[提示された本文]
>>>
帰りの車の中で、ドイツ人カップルが「北西にあるカリジニ国立公園は是非行くといいよ。」と言われ、私の中でぼんやりと次の目的地が決まりつつあるのだった。

 

そして翌日。ついにメインイベントのジンベイザメと泳ぐ日だ。

この日も晴天で、気持ちは高鳴る。ツアーは現地の会社が運営しているもので、もちろんオーストラリア人がガイドとインストラクターである。

彼らは皆とても感じが良く、明るくツアーを盛り上げてくれた。

参加者は15名ほどの少人数で、小学生ぐらいの子供がいる家族連れやカップルが多く、とても和やかなムードだった。移動中も船の上でも、終始温かい雰囲気だったのをよく覚えている。
<<<
座標注釈レコード
>>>
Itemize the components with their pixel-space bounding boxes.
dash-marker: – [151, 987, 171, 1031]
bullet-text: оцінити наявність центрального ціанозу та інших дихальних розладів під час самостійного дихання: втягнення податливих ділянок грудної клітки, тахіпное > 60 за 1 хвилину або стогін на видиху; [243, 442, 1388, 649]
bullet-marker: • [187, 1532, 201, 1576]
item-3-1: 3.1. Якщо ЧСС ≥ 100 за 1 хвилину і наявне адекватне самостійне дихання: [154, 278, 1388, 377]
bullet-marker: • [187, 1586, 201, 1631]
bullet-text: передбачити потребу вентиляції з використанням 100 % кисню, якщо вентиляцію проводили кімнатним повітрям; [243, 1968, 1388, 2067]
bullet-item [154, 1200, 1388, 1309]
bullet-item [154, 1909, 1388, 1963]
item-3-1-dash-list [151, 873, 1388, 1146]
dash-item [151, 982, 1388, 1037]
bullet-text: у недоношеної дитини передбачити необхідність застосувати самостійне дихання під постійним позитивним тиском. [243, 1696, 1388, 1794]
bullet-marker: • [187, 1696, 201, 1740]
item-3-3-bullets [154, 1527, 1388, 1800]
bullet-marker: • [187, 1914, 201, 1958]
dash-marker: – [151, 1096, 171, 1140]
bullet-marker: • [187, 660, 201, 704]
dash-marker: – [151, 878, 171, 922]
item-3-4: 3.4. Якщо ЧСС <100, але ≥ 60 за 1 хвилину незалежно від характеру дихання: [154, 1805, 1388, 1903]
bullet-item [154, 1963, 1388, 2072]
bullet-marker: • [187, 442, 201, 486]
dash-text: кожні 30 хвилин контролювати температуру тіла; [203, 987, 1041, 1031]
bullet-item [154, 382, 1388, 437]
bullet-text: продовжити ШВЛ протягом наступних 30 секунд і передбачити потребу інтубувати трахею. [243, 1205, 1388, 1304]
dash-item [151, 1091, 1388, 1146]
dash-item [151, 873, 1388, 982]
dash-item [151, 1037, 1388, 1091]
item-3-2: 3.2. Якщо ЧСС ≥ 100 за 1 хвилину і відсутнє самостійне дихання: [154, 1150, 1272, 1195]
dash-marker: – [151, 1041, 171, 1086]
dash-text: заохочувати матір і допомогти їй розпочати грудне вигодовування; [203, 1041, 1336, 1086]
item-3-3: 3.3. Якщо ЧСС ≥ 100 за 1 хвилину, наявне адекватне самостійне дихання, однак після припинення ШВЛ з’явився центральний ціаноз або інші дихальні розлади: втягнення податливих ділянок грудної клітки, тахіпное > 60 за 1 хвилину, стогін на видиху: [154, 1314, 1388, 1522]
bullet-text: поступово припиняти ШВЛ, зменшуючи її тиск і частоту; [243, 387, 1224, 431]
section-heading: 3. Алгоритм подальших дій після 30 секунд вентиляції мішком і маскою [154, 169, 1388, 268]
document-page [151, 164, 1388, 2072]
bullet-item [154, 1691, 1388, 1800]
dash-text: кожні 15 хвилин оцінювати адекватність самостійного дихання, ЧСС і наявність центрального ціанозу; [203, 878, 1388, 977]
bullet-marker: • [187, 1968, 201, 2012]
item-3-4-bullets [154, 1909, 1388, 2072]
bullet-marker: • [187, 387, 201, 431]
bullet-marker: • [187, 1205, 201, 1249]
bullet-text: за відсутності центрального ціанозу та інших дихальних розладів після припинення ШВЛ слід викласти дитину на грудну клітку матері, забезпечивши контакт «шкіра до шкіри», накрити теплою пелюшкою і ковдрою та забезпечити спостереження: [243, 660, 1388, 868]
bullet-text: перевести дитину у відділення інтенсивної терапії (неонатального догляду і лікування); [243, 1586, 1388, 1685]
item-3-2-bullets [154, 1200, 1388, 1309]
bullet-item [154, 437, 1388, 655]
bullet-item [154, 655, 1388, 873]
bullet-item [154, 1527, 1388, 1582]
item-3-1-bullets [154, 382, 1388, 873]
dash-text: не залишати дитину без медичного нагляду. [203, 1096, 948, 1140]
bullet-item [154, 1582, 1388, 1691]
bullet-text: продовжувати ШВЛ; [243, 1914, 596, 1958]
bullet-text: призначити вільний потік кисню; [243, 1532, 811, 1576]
<<<
[必要な作業]
(a) ジンベイザメと泳ぐツアーについての本文を2文で要約してください。
(b) 座標注釈の行の先頭の行から始めて、「dash-marker: – [151, 1096, 171, 1140]」を含む行まで続けて、両端の行も含めてそのまま出力してください。
本文と行は、それぞれ別の出典から取られたものです。

[演習の解答]
(a) 帰りの車の中で、北西にあるカリジニ国立公園は是非行くといいという話が出て、次の目的地がぼんやりと決まりつつあった。翌日は晴天の中、ジンベイザメと泳ぐツアーがあり、現地の会社が運営してオーストラリア人がガイドとインストラクターを務めるこのツアーは、家族連れやカップルの多い15名ほどの少人数で、終始温かい雰囲気だった。

(b)
Itemize the components with their pixel-space bounding boxes.
dash-marker: – [151, 987, 171, 1031]
bullet-text: оцінити наявність центрального ціанозу та інших дихальних розладів під час самостійного дихання: втягнення податливих ділянок грудної клітки, тахіпное > 60 за 1 хвилину або стогін на видиху; [243, 442, 1388, 649]
bullet-marker: • [187, 1532, 201, 1576]
item-3-1: 3.1. Якщо ЧСС ≥ 100 за 1 хвилину і наявне адекватне самостійне дихання: [154, 278, 1388, 377]
bullet-marker: • [187, 1586, 201, 1631]
bullet-text: передбачити потребу вентиляції з використанням 100 % кисню, якщо вентиляцію проводили кімнатним повітрям; [243, 1968, 1388, 2067]
bullet-item [154, 1200, 1388, 1309]
bullet-item [154, 1909, 1388, 1963]
item-3-1-dash-list [151, 873, 1388, 1146]
dash-item [151, 982, 1388, 1037]
bullet-text: у недоношеної дитини передбачити необхідність застосувати самостійне дихання під постійним позитивним тиском. [243, 1696, 1388, 1794]
bullet-marker: • [187, 1696, 201, 1740]
item-3-3-bullets [154, 1527, 1388, 1800]
bullet-marker: • [187, 1914, 201, 1958]
dash-marker: – [151, 1096, 171, 1140]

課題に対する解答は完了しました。